* **What is needed**: In the lines below, how many hold the word "document"? Answer only with the number.

* **Information given**:

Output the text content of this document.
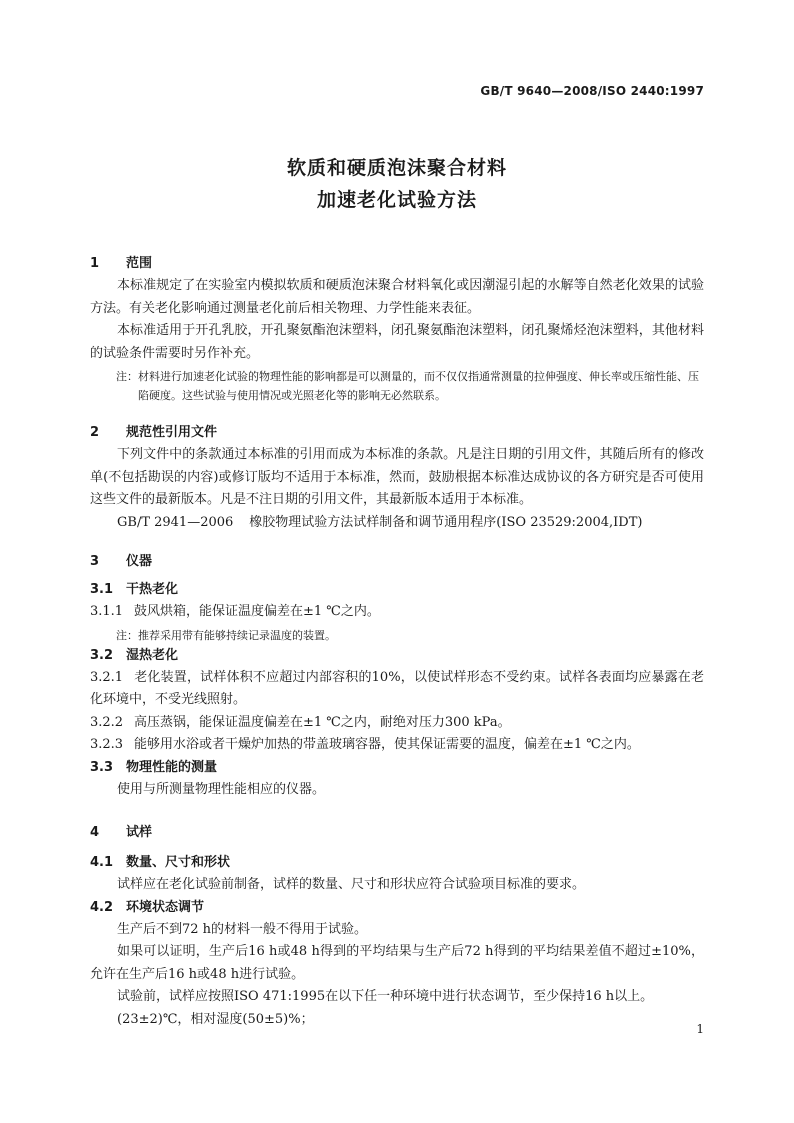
GB/T 9640—2008/ISO 2440:1997
软质和硬质泡沫聚合材料
加速老化试验方法
1 范围

本标准规定了在实验室内模拟软质和硬质泡沫聚合材料氧化或因潮湿引起的水解等自然老化效果的试验方法。有关老化影响通过测量老化前后相关物理、力学性能来表征。

本标准适用于开孔乳胶，开孔聚氨酯泡沫塑料，闭孔聚氨酯泡沫塑料，闭孔聚烯烃泡沫塑料，其他材料的试验条件需要时另作补充。

注：材料进行加速老化试验的物理性能的影响都是可以测量的，而不仅仅指通常测量的拉伸强度、伸长率或压缩性能、压陷硬度。这些试验与使用情况或光照老化等的影响无必然联系。
2 规范性引用文件

下列文件中的条款通过本标准的引用而成为本标准的条款。凡是注日期的引用文件，其随后所有的修改单(不包括勘误的内容)或修订版均不适用于本标准，然而，鼓励根据本标准达成协议的各方研究是否可使用这些文件的最新版本。凡是不注日期的引用文件，其最新版本适用于本标准。

GB/T 2941—2006 橡胶物理试验方法试样制备和调节通用程序(ISO 23529:2004,IDT)
3 仪器
3.1 干热老化

3.1.1 鼓风烘箱，能保证温度偏差在±1 ℃之内。

注：推荐采用带有能够持续记录温度的装置。
3.2 湿热老化

3.2.1 老化装置，试样体积不应超过内部容积的10%，以使试样形态不受约束。试样各表面均应暴露在老化环境中，不受光线照射。

3.2.2 高压蒸锅，能保证温度偏差在±1 ℃之内，耐绝对压力300 kPa。

3.2.3 能够用水浴或者干燥炉加热的带盖玻璃容器，使其保证需要的温度，偏差在±1 ℃之内。

3.3 物理性能的测量

使用与所测量物理性能相应的仪器。

4 试样
4.1 数量、尺寸和形状

试样应在老化试验前制备，试样的数量、尺寸和形状应符合试验项目标准的要求。

4.2 环境状态调节

生产后不到72 h的材料一般不得用于试验。

如果可以证明，生产后16 h或48 h得到的平均结果与生产后72 h得到的平均结果差值不超过±10%，允许在生产后16 h或48 h进行试验。

试验前，试样应按照ISO 471:1995在以下任一种环境中进行状态调节，至少保持16 h以上。

(23±2)℃，相对湿度(50±5)%；

1
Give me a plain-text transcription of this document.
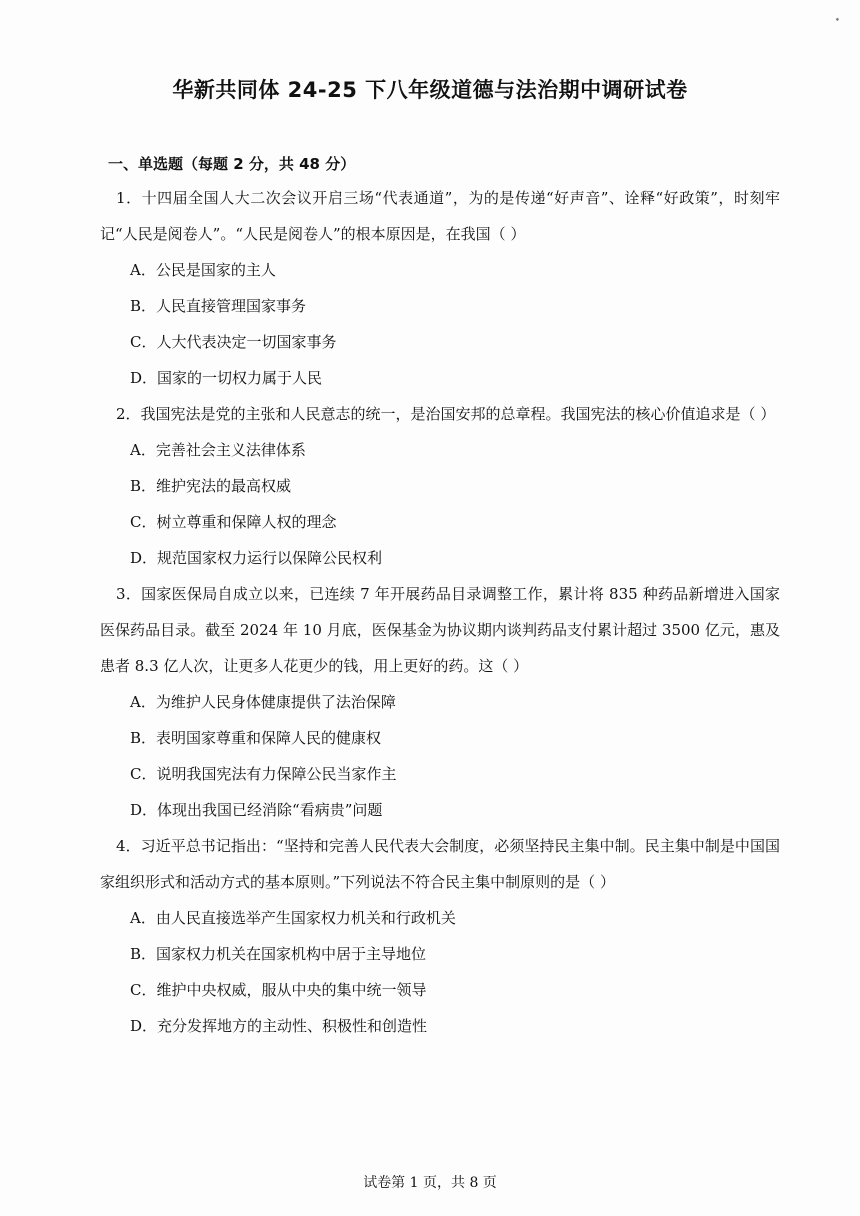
•
华新共同体 24-25 下八年级道德与法治期中调研试卷
一、单选题（每题 2 分，共 48 分）

1．十四届全国人大二次会议开启三场“代表通道”，为的是传递“好声音”、诠释“好政策”，时刻牢记“人民是阅卷人”。“人民是阅卷人”的根本原因是，在我国（ ）

A．公民是国家的主人

B．人民直接管理国家事务

C．人大代表决定一切国家事务

D．国家的一切权力属于人民

2．我国宪法是党的主张和人民意志的统一，是治国安邦的总章程。我国宪法的核心价值追求是（ ）

A．完善社会主义法律体系

B．维护宪法的最高权威

C．树立尊重和保障人权的理念

D．规范国家权力运行以保障公民权利

3．国家医保局自成立以来，已连续 7 年开展药品目录调整工作，累计将 835 种药品新增进入国家医保药品目录。截至 2024 年 10 月底，医保基金为协议期内谈判药品支付累计超过 3500 亿元，惠及患者 8.3 亿人次，让更多人花更少的钱，用上更好的药。这（ ）

A．为维护人民身体健康提供了法治保障

B．表明国家尊重和保障人民的健康权

C．说明我国宪法有力保障公民当家作主

D．体现出我国已经消除“看病贵”问题

4．习近平总书记指出：“坚持和完善人民代表大会制度，必须坚持民主集中制。民主集中制是中国国家组织形式和活动方式的基本原则。”下列说法不符合民主集中制原则的是（ ）

A．由人民直接选举产生国家权力机关和行政机关

B．国家权力机关在国家机构中居于主导地位

C．维护中央权威，服从中央的集中统一领导

D．充分发挥地方的主动性、积极性和创造性

试卷第 1 页，共 8 页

* **Response to the task**: 2